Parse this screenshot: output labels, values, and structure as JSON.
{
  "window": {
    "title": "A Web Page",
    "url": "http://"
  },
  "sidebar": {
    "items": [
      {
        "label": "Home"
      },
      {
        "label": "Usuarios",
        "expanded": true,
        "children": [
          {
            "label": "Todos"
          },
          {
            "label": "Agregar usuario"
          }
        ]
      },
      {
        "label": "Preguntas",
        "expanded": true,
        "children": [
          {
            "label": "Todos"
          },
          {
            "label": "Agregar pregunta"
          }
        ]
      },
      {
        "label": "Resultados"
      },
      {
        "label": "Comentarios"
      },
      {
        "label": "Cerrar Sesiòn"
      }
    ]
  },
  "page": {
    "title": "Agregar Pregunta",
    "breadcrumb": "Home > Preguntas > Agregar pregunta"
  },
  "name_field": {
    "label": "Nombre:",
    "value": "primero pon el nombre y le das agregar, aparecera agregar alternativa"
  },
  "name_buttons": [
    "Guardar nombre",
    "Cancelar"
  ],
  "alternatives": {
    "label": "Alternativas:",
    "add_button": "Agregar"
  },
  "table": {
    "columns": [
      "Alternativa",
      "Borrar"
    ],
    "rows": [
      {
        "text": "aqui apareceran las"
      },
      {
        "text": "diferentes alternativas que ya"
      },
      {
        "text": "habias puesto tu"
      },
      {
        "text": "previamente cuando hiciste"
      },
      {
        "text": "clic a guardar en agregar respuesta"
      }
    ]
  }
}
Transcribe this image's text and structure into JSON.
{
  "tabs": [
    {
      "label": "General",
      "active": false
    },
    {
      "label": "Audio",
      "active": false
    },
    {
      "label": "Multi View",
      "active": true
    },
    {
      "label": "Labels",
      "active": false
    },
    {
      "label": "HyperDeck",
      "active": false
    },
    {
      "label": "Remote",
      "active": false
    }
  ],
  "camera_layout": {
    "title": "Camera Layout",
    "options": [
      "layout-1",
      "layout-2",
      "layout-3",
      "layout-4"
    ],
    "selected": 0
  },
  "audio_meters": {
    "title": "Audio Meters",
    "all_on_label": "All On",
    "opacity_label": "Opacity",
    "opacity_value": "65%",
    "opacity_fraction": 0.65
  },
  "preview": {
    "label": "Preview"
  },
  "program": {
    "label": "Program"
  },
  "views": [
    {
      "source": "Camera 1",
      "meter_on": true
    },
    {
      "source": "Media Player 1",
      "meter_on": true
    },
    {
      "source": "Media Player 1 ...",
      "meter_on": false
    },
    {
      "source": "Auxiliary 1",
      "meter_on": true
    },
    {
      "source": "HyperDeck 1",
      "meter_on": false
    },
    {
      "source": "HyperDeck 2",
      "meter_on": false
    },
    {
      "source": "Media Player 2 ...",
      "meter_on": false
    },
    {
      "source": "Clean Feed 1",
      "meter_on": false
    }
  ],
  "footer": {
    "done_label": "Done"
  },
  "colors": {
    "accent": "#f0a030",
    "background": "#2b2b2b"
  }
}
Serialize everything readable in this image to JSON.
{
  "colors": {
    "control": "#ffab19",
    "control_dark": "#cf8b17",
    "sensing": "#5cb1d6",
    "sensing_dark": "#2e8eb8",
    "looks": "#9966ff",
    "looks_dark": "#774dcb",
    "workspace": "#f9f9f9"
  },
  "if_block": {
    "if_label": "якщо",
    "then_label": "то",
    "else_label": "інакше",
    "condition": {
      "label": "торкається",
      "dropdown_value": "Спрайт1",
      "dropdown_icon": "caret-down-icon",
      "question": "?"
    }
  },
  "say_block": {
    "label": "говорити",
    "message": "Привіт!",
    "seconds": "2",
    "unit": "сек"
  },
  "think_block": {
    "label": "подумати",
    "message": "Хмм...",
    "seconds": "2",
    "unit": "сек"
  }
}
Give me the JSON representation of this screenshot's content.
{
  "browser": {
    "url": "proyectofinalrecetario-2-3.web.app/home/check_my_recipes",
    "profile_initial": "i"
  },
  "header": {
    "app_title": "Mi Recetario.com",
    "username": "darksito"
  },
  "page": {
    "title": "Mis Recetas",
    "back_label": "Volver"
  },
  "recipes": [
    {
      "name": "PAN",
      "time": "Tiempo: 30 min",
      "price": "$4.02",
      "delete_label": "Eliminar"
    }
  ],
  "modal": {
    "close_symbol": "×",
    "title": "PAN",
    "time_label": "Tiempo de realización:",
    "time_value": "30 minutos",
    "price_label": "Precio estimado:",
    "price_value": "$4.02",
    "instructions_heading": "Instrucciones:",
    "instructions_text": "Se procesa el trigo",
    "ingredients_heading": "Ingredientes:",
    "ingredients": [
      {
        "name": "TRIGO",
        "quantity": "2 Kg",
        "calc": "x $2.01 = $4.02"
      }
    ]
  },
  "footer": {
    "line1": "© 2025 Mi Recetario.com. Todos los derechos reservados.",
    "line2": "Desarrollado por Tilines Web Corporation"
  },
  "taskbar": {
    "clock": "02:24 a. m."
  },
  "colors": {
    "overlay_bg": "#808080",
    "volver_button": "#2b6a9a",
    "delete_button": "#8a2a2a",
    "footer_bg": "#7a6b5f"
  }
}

▶ **Goal**
Write an exact transcription of every entry above.

▶ **Problem solution**
Parse this screenshot: output labels, values, and structure as JSON.
{
  "window": {
    "title": "A Web Page",
    "url": "http://"
  },
  "sidebar": {
    "items": [
      {
        "label": "Home"
      },
      {
        "label": "Usuarios",
        "expanded": true,
        "children": [
          {
            "label": "Todos"
          },
          {
            "label": "Agregar usuario"
          }
        ]
      },
      {
        "label": "Preguntas",
        "expanded": true,
        "children": [
          {
            "label": "Todos"
          },
          {
            "label": "Agregar pregunta"
          }
        ]
      },
      {
        "label": "Resultados"
      },
      {
        "label": "Comentarios"
      },
      {
        "label": "Cerrar Sesiòn"
      }
    ]
  },
  "page": {
    "title": "Agregar Pregunta",
    "breadcrumb": "Home > Preguntas > Agregar pregunta"
  },
  "name_field": {
    "label": "Nombre:",
    "value": "primero pon el nombre y le das agregar, aparecera agregar alternativa"
  },
  "name_buttons": [
    "Guardar nombre",
    "Cancelar"
  ],
  "alternatives": {
    "label": "Alternativas:",
    "add_button": "Agregar"
  },
  "table": {
    "columns": [
      "Alternativa",
      "Borrar"
    ],
    "rows": [
      {
        "text": "aqui apareceran las"
      },
      {
        "text": "diferentes alternativas que ya"
      },
      {
        "text": "habias puesto tu"
      },
      {
        "text": "previamente cuando hiciste"
      },
      {
        "text": "clic a guardar en agregar respuesta"
      }
    ]
  }
}
Transcribe this image's text and structure into JSON.
{
  "tabs": [
    {
      "label": "General",
      "active": false
    },
    {
      "label": "Audio",
      "active": false
    },
    {
      "label": "Multi View",
      "active": true
    },
    {
      "label": "Labels",
      "active": false
    },
    {
      "label": "HyperDeck",
      "active": false
    },
    {
      "label": "Remote",
      "active": false
    }
  ],
  "camera_layout": {
    "title": "Camera Layout",
    "options": [
      "layout-1",
      "layout-2",
      "layout-3",
      "layout-4"
    ],
    "selected": 0
  },
  "audio_meters": {
    "title": "Audio Meters",
    "all_on_label": "All On",
    "opacity_label": "Opacity",
    "opacity_value": "65%",
    "opacity_fraction": 0.65
  },
  "preview": {
    "label": "Preview"
  },
  "program": {
    "label": "Program"
  },
  "views": [
    {
      "source": "Camera 1",
      "meter_on": true
    },
    {
      "source": "Media Player 1",
      "meter_on": true
    },
    {
      "source": "Media Player 1 ...",
      "meter_on": false
    },
    {
      "source": "Auxiliary 1",
      "meter_on": true
    },
    {
      "source": "HyperDeck 1",
      "meter_on": false
    },
    {
      "source": "HyperDeck 2",
      "meter_on": false
    },
    {
      "source": "Media Player 2 ...",
      "meter_on": false
    },
    {
      "source": "Clean Feed 1",
      "meter_on": false
    }
  ],
  "footer": {
    "done_label": "Done"
  },
  "colors": {
    "accent": "#f0a030",
    "background": "#2b2b2b"
  }
}
Serialize everything readable in this image to JSON.
{
  "colors": {
    "control": "#ffab19",
    "control_dark": "#cf8b17",
    "sensing": "#5cb1d6",
    "sensing_dark": "#2e8eb8",
    "looks": "#9966ff",
    "looks_dark": "#774dcb",
    "workspace": "#f9f9f9"
  },
  "if_block": {
    "if_label": "якщо",
    "then_label": "то",
    "else_label": "інакше",
    "condition": {
      "label": "торкається",
      "dropdown_value": "Спрайт1",
      "dropdown_icon": "caret-down-icon",
      "question": "?"
    }
  },
  "say_block": {
    "label": "говорити",
    "message": "Привіт!",
    "seconds": "2",
    "unit": "сек"
  },
  "think_block": {
    "label": "подумати",
    "message": "Хмм...",
    "seconds": "2",
    "unit": "сек"
  }
}
Give me the JSON representation of this screenshot's content.
{
  "browser": {
    "url": "proyectofinalrecetario-2-3.web.app/home/check_my_recipes",
    "profile_initial": "i"
  },
  "header": {
    "app_title": "Mi Recetario.com",
    "username": "darksito"
  },
  "page": {
    "title": "Mis Recetas",
    "back_label": "Volver"
  },
  "recipes": [
    {
      "name": "PAN",
      "time": "Tiempo: 30 min",
      "price": "$4.02",
      "delete_label": "Eliminar"
    }
  ],
  "modal": {
    "close_symbol": "×",
    "title": "PAN",
    "time_label": "Tiempo de realización:",
    "time_value": "30 minutos",
    "price_label": "Precio estimado:",
    "price_value": "$4.02",
    "instructions_heading": "Instrucciones:",
    "instructions_text": "Se procesa el trigo",
    "ingredients_heading": "Ingredientes:",
    "ingredients": [
      {
        "name": "TRIGO",
        "quantity": "2 Kg",
        "calc": "x $2.01 = $4.02"
      }
    ]
  },
  "footer": {
    "line1": "© 2025 Mi Recetario.com. Todos los derechos reservados.",
    "line2": "Desarrollado por Tilines Web Corporation"
  },
  "taskbar": {
    "clock": "02:24 a. m."
  },
  "colors": {
    "overlay_bg": "#808080",
    "volver_button": "#2b6a9a",
    "delete_button": "#8a2a2a",
    "footer_bg": "#7a6b5f"
  }
}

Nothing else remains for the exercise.